Substitute "predicted-point" for every "fitted-point" in the stretch of the records from the start through the line containing "149, 100, 155]", and give those lines again with everything else unchanged.

··· Information shown ···

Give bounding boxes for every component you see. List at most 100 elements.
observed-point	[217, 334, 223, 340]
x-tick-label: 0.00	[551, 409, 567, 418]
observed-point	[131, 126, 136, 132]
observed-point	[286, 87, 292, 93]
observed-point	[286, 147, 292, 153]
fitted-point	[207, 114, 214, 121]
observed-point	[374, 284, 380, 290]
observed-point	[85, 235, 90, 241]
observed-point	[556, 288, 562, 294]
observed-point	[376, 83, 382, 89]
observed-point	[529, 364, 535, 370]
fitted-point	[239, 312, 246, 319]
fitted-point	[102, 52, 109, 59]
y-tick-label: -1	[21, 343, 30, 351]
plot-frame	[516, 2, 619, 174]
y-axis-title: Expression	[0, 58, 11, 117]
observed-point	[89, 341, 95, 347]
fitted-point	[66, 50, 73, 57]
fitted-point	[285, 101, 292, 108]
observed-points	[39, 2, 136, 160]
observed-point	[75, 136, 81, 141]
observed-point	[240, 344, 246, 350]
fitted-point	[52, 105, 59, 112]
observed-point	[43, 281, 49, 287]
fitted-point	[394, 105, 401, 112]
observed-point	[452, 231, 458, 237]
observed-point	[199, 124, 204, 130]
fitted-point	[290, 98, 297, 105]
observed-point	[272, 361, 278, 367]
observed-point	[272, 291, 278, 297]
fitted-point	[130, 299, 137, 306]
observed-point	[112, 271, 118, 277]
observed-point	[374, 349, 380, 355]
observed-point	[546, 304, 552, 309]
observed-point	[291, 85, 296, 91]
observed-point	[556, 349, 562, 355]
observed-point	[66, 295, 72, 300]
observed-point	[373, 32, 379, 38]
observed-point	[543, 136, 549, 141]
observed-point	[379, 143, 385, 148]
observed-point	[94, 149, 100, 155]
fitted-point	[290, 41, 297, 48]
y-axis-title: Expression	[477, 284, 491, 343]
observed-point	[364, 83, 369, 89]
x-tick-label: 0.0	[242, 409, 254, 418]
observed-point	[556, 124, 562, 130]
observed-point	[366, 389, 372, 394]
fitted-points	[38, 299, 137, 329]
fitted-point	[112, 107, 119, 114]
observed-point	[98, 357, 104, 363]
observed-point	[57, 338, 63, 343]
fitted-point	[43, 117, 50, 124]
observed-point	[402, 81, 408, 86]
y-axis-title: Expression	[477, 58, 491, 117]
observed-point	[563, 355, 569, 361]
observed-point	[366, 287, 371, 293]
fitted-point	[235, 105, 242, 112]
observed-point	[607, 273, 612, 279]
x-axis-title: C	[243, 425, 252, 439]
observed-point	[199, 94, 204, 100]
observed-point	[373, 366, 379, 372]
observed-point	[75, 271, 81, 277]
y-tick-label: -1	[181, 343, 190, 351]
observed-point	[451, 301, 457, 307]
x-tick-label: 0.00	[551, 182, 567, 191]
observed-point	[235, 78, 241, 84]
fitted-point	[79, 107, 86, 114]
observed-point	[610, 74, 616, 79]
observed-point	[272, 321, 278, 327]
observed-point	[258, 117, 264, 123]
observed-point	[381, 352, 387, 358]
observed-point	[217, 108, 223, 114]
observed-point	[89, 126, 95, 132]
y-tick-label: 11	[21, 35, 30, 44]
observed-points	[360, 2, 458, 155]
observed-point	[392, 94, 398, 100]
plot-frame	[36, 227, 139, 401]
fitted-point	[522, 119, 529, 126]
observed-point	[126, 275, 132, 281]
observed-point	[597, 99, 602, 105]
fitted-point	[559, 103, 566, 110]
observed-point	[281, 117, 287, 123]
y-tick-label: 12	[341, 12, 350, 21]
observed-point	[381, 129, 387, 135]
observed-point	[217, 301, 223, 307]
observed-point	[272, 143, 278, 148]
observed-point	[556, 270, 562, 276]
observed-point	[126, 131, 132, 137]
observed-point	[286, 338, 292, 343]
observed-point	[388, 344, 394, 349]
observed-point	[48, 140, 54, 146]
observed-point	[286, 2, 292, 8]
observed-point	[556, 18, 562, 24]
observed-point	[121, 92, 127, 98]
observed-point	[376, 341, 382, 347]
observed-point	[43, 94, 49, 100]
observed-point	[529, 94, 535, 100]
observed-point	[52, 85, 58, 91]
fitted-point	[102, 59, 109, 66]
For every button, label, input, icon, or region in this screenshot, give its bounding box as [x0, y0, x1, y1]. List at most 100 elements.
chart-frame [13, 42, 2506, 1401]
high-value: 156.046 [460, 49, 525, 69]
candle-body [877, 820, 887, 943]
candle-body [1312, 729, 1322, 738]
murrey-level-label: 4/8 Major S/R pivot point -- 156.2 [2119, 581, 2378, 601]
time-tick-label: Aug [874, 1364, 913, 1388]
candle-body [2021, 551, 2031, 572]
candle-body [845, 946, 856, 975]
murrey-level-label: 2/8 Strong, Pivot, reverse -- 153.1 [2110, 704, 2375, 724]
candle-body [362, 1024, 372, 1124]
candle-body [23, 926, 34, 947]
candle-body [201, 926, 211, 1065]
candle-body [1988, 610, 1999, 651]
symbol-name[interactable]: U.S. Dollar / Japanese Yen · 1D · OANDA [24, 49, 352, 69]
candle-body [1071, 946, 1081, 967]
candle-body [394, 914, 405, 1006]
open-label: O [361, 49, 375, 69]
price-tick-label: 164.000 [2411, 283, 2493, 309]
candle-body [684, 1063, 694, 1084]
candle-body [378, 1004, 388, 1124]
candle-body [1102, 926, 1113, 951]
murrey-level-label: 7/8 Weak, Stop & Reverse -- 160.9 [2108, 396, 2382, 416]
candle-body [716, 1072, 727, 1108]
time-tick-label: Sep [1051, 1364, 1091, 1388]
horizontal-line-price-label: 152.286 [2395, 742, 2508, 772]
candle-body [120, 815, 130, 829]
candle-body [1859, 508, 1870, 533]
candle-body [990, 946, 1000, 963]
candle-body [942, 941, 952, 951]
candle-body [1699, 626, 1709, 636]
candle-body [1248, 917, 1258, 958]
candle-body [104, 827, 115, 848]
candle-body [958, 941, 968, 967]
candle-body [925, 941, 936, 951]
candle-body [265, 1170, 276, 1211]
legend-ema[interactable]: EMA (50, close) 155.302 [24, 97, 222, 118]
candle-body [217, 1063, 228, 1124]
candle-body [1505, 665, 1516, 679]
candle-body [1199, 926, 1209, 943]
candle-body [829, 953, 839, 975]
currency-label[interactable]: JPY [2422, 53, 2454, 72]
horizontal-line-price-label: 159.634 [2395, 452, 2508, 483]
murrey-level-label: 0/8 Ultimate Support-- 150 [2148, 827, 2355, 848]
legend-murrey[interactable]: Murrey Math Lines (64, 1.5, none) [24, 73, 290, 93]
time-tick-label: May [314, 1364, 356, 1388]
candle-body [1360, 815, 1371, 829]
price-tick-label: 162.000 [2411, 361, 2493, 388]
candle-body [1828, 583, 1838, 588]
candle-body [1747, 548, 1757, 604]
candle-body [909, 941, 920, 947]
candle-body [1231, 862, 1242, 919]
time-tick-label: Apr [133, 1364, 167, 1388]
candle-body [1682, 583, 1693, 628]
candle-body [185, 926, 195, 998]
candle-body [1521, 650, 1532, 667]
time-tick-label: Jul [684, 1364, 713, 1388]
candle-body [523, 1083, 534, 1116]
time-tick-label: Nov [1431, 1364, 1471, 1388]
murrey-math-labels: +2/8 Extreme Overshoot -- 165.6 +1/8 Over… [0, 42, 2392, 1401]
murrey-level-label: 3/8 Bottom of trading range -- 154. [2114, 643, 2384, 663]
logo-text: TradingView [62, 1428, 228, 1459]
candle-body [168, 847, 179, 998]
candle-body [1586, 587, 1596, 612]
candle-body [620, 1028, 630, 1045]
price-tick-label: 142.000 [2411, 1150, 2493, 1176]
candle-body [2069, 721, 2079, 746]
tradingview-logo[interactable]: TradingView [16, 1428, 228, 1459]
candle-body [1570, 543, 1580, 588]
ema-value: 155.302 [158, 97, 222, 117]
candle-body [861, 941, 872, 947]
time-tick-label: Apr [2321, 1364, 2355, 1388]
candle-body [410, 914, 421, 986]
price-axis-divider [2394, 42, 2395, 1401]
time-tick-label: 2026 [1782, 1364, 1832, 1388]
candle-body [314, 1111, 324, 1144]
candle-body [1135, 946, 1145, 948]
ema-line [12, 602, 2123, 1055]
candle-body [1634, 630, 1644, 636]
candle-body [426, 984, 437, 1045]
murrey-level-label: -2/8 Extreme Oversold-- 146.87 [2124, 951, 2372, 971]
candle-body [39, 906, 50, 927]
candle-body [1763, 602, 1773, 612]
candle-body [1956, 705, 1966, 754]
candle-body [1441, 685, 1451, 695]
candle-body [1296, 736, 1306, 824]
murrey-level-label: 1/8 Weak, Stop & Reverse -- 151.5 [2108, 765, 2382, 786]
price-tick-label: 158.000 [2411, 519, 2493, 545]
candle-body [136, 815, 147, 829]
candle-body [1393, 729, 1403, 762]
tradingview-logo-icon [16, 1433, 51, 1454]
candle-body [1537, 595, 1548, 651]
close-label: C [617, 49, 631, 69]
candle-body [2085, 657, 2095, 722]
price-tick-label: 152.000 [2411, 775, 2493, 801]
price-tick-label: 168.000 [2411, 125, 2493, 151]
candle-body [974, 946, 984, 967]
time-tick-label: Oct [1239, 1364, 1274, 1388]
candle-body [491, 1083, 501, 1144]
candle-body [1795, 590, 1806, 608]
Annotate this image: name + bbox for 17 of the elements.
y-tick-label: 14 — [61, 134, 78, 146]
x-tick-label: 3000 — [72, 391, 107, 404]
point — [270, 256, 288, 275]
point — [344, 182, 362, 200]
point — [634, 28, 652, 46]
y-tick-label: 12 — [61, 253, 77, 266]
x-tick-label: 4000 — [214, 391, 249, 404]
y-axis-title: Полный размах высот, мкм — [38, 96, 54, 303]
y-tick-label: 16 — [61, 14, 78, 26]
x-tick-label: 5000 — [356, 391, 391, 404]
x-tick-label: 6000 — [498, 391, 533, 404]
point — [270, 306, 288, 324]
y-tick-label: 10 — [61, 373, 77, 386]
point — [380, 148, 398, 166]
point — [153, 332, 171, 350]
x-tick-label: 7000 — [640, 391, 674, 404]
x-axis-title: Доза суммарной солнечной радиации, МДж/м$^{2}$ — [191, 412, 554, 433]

···

Output for this task -
Give bounding boxes for every component you see. List at most 100 elements.
observed-point	[217, 334, 223, 340]
x-tick-label: 0.00	[551, 409, 567, 418]
observed-point	[131, 126, 136, 132]
observed-point	[286, 87, 292, 93]
observed-point	[286, 147, 292, 153]
predicted-point	[207, 114, 214, 121]
observed-point	[374, 284, 380, 290]
observed-point	[85, 235, 90, 241]
observed-point	[556, 288, 562, 294]
observed-point	[376, 83, 382, 89]
observed-point	[529, 364, 535, 370]
predicted-point	[239, 312, 246, 319]
predicted-point	[102, 52, 109, 59]
y-tick-label: -1	[21, 343, 30, 351]
plot-frame	[516, 2, 619, 174]
y-axis-title: Expression	[0, 58, 11, 117]
observed-point	[89, 341, 95, 347]
predicted-point	[66, 50, 73, 57]
predicted-point	[285, 101, 292, 108]
observed-points	[39, 2, 136, 160]
observed-point	[75, 136, 81, 141]
observed-point	[240, 344, 246, 350]
predicted-point	[52, 105, 59, 112]
observed-point	[43, 281, 49, 287]
predicted-point	[394, 105, 401, 112]
observed-point	[452, 231, 458, 237]
observed-point	[199, 124, 204, 130]
predicted-point	[290, 98, 297, 105]
observed-point	[272, 361, 278, 367]
observed-point	[272, 291, 278, 297]
predicted-point	[130, 299, 137, 306]
observed-point	[112, 271, 118, 277]
observed-point	[374, 349, 380, 355]
observed-point	[546, 304, 552, 309]
observed-point	[291, 85, 296, 91]
observed-point	[556, 349, 562, 355]
observed-point	[66, 295, 72, 300]
observed-point	[373, 32, 379, 38]
observed-point	[543, 136, 549, 141]
observed-point	[379, 143, 385, 148]
observed-point	[94, 149, 100, 155]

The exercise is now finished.